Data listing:
#####
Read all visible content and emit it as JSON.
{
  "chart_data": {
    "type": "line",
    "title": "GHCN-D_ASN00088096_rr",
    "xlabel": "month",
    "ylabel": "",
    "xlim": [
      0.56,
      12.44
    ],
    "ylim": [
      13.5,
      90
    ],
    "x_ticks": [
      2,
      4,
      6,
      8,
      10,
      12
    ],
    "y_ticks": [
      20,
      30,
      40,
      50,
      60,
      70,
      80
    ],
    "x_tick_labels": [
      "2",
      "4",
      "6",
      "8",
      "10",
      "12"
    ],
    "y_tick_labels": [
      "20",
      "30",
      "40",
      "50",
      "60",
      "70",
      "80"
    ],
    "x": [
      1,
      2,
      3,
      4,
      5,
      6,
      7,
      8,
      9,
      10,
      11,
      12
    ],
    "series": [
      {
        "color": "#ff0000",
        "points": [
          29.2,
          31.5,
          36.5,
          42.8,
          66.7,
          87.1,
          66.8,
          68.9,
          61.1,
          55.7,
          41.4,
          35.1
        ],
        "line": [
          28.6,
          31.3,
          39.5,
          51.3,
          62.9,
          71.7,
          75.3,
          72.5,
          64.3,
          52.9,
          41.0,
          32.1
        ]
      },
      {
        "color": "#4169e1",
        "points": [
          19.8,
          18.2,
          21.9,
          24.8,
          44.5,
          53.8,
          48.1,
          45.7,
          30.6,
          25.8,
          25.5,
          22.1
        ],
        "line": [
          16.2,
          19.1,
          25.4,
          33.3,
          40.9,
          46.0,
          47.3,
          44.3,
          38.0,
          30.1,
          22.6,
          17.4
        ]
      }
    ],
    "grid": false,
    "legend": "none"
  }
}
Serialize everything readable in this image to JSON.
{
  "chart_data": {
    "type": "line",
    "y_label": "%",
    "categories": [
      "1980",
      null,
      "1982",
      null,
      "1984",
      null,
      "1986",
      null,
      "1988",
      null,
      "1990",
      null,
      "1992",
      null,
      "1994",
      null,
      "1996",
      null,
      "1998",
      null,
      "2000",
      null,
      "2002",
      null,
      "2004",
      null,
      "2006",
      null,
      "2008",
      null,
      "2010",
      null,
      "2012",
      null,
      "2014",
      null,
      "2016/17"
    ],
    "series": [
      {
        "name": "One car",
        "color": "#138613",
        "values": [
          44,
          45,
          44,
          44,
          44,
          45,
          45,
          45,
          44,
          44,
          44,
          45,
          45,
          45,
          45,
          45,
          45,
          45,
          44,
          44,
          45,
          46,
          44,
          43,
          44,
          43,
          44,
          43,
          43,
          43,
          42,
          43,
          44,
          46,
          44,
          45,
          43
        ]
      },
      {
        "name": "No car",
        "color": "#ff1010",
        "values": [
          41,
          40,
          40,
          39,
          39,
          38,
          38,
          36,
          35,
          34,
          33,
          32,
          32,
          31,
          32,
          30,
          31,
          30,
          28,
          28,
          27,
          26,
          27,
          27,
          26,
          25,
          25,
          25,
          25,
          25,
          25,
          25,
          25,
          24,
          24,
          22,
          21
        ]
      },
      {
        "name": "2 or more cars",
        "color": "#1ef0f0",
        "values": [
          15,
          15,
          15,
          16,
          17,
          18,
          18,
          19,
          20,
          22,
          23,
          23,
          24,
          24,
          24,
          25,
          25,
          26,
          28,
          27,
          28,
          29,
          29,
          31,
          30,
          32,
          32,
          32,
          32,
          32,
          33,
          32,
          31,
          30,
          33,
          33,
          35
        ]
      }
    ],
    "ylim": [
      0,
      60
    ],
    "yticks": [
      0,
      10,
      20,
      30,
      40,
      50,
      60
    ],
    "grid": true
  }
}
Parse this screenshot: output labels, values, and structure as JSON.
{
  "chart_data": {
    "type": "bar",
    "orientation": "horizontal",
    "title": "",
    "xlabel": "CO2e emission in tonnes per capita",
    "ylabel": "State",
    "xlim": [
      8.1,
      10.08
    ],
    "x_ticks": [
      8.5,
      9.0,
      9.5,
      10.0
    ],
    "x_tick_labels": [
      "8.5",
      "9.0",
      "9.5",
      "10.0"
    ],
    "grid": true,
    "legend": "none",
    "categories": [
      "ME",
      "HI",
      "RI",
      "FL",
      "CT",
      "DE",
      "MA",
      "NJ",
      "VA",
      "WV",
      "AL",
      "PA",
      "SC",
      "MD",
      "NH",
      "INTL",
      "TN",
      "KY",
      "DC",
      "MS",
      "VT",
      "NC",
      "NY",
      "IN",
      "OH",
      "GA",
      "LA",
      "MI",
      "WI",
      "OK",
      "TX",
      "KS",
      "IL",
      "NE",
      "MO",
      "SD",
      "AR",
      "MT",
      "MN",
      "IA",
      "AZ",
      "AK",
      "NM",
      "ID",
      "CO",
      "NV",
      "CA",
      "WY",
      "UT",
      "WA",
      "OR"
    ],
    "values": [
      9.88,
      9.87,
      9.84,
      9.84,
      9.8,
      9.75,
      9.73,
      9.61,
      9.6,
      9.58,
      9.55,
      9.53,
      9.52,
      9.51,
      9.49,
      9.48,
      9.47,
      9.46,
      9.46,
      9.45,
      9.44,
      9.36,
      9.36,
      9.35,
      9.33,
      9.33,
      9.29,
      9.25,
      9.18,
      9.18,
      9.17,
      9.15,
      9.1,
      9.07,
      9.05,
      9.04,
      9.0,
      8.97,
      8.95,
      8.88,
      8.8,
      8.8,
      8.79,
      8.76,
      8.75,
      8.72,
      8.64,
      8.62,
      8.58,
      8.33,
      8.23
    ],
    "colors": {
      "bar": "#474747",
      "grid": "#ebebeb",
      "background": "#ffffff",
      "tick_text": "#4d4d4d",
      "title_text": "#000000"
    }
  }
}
#####
▶ _WHAT TO DO_
Restate the whole of the material exactly.

▶ _CORRECT ANSWER_
Read all visible content and emit it as JSON.
{
  "chart_data": {
    "type": "line",
    "title": "GHCN-D_ASN00088096_rr",
    "xlabel": "month",
    "ylabel": "",
    "xlim": [
      0.56,
      12.44
    ],
    "ylim": [
      13.5,
      90
    ],
    "x_ticks": [
      2,
      4,
      6,
      8,
      10,
      12
    ],
    "y_ticks": [
      20,
      30,
      40,
      50,
      60,
      70,
      80
    ],
    "x_tick_labels": [
      "2",
      "4",
      "6",
      "8",
      "10",
      "12"
    ],
    "y_tick_labels": [
      "20",
      "30",
      "40",
      "50",
      "60",
      "70",
      "80"
    ],
    "x": [
      1,
      2,
      3,
      4,
      5,
      6,
      7,
      8,
      9,
      10,
      11,
      12
    ],
    "series": [
      {
        "color": "#ff0000",
        "points": [
          29.2,
          31.5,
          36.5,
          42.8,
          66.7,
          87.1,
          66.8,
          68.9,
          61.1,
          55.7,
          41.4,
          35.1
        ],
        "line": [
          28.6,
          31.3,
          39.5,
          51.3,
          62.9,
          71.7,
          75.3,
          72.5,
          64.3,
          52.9,
          41.0,
          32.1
        ]
      },
      {
        "color": "#4169e1",
        "points": [
          19.8,
          18.2,
          21.9,
          24.8,
          44.5,
          53.8,
          48.1,
          45.7,
          30.6,
          25.8,
          25.5,
          22.1
        ],
        "line": [
          16.2,
          19.1,
          25.4,
          33.3,
          40.9,
          46.0,
          47.3,
          44.3,
          38.0,
          30.1,
          22.6,
          17.4
        ]
      }
    ],
    "grid": false,
    "legend": "none"
  }
}
Serialize everything readable in this image to JSON.
{
  "chart_data": {
    "type": "line",
    "y_label": "%",
    "categories": [
      "1980",
      null,
      "1982",
      null,
      "1984",
      null,
      "1986",
      null,
      "1988",
      null,
      "1990",
      null,
      "1992",
      null,
      "1994",
      null,
      "1996",
      null,
      "1998",
      null,
      "2000",
      null,
      "2002",
      null,
      "2004",
      null,
      "2006",
      null,
      "2008",
      null,
      "2010",
      null,
      "2012",
      null,
      "2014",
      null,
      "2016/17"
    ],
    "series": [
      {
        "name": "One car",
        "color": "#138613",
        "values": [
          44,
          45,
          44,
          44,
          44,
          45,
          45,
          45,
          44,
          44,
          44,
          45,
          45,
          45,
          45,
          45,
          45,
          45,
          44,
          44,
          45,
          46,
          44,
          43,
          44,
          43,
          44,
          43,
          43,
          43,
          42,
          43,
          44,
          46,
          44,
          45,
          43
        ]
      },
      {
        "name": "No car",
        "color": "#ff1010",
        "values": [
          41,
          40,
          40,
          39,
          39,
          38,
          38,
          36,
          35,
          34,
          33,
          32,
          32,
          31,
          32,
          30,
          31,
          30,
          28,
          28,
          27,
          26,
          27,
          27,
          26,
          25,
          25,
          25,
          25,
          25,
          25,
          25,
          25,
          24,
          24,
          22,
          21
        ]
      },
      {
        "name": "2 or more cars",
        "color": "#1ef0f0",
        "values": [
          15,
          15,
          15,
          16,
          17,
          18,
          18,
          19,
          20,
          22,
          23,
          23,
          24,
          24,
          24,
          25,
          25,
          26,
          28,
          27,
          28,
          29,
          29,
          31,
          30,
          32,
          32,
          32,
          32,
          32,
          33,
          32,
          31,
          30,
          33,
          33,
          35
        ]
      }
    ],
    "ylim": [
      0,
      60
    ],
    "yticks": [
      0,
      10,
      20,
      30,
      40,
      50,
      60
    ],
    "grid": true
  }
}
Parse this screenshot: output labels, values, and structure as JSON.
{
  "chart_data": {
    "type": "bar",
    "orientation": "horizontal",
    "title": "",
    "xlabel": "CO2e emission in tonnes per capita",
    "ylabel": "State",
    "xlim": [
      8.1,
      10.08
    ],
    "x_ticks": [
      8.5,
      9.0,
      9.5,
      10.0
    ],
    "x_tick_labels": [
      "8.5",
      "9.0",
      "9.5",
      "10.0"
    ],
    "grid": true,
    "legend": "none",
    "categories": [
      "ME",
      "HI",
      "RI",
      "FL",
      "CT",
      "DE",
      "MA",
      "NJ",
      "VA",
      "WV",
      "AL",
      "PA",
      "SC",
      "MD",
      "NH",
      "INTL",
      "TN",
      "KY",
      "DC",
      "MS",
      "VT",
      "NC",
      "NY",
      "IN",
      "OH",
      "GA",
      "LA",
      "MI",
      "WI",
      "OK",
      "TX",
      "KS",
      "IL",
      "NE",
      "MO",
      "SD",
      "AR",
      "MT",
      "MN",
      "IA",
      "AZ",
      "AK",
      "NM",
      "ID",
      "CO",
      "NV",
      "CA",
      "WY",
      "UT",
      "WA",
      "OR"
    ],
    "values": [
      9.88,
      9.87,
      9.84,
      9.84,
      9.8,
      9.75,
      9.73,
      9.61,
      9.6,
      9.58,
      9.55,
      9.53,
      9.52,
      9.51,
      9.49,
      9.48,
      9.47,
      9.46,
      9.46,
      9.45,
      9.44,
      9.36,
      9.36,
      9.35,
      9.33,
      9.33,
      9.29,
      9.25,
      9.18,
      9.18,
      9.17,
      9.15,
      9.1,
      9.07,
      9.05,
      9.04,
      9.0,
      8.97,
      8.95,
      8.88,
      8.8,
      8.8,
      8.79,
      8.76,
      8.75,
      8.72,
      8.64,
      8.62,
      8.58,
      8.33,
      8.23
    ],
    "colors": {
      "bar": "#474747",
      "grid": "#ebebeb",
      "background": "#ffffff",
      "tick_text": "#4d4d4d",
      "title_text": "#000000"
    }
  }
}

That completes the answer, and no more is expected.